Exercise objective ->
Check each line of the records below and collect those holding "ОБРАЗОВАНИЯ".

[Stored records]
[Start]

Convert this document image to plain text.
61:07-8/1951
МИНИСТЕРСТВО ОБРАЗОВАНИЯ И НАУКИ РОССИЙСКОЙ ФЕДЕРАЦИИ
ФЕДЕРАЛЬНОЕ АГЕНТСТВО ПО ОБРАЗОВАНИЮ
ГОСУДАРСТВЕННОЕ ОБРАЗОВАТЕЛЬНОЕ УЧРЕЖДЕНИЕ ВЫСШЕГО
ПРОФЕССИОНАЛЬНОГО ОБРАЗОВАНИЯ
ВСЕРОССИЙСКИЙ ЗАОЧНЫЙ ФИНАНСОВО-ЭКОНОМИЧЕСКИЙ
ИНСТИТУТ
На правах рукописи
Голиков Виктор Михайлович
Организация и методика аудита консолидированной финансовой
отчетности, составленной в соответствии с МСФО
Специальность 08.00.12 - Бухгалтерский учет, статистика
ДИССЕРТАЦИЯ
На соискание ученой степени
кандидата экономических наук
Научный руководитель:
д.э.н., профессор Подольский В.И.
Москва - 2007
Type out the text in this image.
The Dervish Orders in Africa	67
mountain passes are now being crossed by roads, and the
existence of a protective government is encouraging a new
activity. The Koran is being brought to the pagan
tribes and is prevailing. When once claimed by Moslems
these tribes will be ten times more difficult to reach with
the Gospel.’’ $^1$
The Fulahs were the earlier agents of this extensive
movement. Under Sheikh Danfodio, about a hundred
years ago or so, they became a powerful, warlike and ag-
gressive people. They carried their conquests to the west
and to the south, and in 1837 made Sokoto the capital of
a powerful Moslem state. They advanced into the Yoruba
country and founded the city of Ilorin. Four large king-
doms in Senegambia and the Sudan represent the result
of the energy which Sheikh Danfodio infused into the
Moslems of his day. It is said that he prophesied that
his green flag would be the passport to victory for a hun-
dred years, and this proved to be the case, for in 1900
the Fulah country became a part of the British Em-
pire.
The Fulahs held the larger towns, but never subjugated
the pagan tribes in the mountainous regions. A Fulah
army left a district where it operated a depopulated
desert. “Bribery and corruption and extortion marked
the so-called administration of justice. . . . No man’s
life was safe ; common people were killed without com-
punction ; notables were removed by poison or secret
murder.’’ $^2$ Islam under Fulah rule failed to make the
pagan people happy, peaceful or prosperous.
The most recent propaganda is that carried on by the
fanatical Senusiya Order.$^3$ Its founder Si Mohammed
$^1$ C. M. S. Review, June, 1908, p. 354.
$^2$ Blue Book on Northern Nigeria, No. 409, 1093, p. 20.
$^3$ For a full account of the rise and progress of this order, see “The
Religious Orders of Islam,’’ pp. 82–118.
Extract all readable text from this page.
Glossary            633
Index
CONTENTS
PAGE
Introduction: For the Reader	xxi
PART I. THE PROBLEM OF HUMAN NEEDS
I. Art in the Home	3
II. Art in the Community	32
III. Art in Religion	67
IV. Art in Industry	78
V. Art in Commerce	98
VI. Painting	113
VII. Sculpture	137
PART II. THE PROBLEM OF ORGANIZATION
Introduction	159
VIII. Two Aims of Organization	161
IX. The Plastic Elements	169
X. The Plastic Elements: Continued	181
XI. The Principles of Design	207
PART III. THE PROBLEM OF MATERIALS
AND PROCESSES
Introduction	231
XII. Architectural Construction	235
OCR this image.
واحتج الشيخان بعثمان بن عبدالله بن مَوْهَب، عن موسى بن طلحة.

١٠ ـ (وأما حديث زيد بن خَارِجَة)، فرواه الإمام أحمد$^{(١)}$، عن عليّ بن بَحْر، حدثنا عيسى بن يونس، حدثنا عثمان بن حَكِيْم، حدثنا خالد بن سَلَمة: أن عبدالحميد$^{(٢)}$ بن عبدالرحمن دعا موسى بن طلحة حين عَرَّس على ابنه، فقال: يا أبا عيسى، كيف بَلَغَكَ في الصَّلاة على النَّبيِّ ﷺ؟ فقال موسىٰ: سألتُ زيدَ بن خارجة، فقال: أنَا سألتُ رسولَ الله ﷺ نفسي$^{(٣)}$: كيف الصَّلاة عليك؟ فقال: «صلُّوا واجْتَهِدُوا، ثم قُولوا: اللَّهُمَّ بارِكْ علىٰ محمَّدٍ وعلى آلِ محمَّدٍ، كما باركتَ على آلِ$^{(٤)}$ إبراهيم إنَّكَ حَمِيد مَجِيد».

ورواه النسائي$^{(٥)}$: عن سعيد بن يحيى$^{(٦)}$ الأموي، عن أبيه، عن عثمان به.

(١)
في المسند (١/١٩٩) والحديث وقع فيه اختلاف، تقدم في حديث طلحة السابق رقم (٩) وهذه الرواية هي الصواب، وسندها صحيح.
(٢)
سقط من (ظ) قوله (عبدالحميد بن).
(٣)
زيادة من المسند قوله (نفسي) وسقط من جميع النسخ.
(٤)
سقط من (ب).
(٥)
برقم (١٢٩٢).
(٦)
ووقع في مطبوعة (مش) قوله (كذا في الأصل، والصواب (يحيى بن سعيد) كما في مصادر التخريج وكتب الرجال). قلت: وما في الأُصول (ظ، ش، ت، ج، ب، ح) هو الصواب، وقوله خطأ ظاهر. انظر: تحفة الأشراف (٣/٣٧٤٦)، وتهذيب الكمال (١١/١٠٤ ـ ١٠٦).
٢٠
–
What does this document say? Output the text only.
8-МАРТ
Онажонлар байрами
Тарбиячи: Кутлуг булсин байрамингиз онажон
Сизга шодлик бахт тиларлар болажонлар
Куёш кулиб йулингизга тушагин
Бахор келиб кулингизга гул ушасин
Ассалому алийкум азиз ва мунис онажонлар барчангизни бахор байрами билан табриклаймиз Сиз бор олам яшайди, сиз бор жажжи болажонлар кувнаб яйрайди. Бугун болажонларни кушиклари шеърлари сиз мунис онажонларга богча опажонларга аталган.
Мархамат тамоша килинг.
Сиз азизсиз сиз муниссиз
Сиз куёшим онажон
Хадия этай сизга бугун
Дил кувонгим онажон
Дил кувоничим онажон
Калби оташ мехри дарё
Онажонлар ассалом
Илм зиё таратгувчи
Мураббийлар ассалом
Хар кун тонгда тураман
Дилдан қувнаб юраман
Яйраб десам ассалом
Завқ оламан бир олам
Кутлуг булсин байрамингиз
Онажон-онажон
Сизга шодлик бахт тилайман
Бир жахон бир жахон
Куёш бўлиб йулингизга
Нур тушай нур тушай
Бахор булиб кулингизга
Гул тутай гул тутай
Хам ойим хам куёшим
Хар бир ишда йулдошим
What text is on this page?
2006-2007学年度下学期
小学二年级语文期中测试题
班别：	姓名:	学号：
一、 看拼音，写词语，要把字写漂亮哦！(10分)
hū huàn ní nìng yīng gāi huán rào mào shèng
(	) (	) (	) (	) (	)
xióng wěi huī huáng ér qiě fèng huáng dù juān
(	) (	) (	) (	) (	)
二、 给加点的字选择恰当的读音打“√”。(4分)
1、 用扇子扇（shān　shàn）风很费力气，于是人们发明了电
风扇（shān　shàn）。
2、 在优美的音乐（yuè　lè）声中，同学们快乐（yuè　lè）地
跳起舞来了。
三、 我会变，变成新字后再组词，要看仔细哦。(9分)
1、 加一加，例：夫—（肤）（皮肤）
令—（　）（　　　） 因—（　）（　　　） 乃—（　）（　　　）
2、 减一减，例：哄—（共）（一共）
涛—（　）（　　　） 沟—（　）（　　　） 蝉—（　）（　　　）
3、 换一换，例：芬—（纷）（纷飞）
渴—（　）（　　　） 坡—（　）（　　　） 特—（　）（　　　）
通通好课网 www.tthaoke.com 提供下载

[End]

Solution ->
МИНИСТЕРСТВО ОБРАЗОВАНИЯ И НАУКИ РОССИЙСКОЙ ФЕДЕРАЦИИ
ПРОФЕССИОНАЛЬНОГО ОБРАЗОВАНИЯ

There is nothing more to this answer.